▼
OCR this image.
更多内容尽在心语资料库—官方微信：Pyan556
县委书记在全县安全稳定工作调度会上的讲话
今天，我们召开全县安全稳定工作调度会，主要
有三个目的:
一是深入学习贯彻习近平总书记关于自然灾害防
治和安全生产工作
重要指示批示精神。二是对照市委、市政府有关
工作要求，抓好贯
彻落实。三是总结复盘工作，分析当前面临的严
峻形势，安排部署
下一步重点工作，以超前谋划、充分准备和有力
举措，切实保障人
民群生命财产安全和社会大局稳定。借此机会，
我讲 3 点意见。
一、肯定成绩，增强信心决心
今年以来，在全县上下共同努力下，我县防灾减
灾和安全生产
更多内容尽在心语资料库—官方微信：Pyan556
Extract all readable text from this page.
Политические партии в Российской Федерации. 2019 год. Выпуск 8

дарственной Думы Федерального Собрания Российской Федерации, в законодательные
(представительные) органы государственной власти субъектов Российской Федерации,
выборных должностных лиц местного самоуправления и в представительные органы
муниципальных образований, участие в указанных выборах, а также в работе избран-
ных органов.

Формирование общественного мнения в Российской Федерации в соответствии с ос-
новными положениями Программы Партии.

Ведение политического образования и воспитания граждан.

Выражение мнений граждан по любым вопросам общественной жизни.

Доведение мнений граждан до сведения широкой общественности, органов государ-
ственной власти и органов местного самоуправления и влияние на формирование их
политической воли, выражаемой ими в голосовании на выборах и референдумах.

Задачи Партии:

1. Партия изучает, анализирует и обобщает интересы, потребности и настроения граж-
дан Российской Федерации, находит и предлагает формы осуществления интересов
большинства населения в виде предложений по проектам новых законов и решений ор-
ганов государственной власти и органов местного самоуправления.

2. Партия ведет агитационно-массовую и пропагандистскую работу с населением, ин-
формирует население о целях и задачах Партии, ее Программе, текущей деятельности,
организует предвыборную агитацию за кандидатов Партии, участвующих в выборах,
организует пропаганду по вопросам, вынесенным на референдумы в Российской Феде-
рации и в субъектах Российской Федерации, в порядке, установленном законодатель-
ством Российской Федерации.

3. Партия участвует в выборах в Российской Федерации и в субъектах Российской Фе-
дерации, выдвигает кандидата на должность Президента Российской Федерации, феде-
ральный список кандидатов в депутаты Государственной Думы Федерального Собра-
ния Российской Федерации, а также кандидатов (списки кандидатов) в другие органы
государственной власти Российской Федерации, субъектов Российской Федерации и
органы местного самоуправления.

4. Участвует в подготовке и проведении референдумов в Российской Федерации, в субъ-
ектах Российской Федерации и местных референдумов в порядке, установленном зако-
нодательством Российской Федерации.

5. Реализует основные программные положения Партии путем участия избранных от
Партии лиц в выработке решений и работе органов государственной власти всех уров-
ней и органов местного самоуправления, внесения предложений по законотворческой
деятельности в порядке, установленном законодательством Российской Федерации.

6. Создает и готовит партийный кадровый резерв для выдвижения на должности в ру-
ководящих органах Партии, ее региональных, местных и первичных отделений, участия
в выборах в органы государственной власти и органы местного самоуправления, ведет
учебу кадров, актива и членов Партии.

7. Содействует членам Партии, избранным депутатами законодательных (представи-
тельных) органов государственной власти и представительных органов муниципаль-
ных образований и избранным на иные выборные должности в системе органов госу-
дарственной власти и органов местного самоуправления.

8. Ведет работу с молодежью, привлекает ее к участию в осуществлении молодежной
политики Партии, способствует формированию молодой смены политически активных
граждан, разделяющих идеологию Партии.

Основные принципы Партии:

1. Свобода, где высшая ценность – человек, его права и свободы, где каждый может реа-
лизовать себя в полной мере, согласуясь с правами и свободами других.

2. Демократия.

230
▲
**Exercise goal:** Check each line of the entries for the string "образований". Copy the lines that have it.

**Response to this exercise:**
муниципальных образований, участие в указанных выборах, а также в работе избран-
ных образований и избранным на иные выборные должности в системе органов госу-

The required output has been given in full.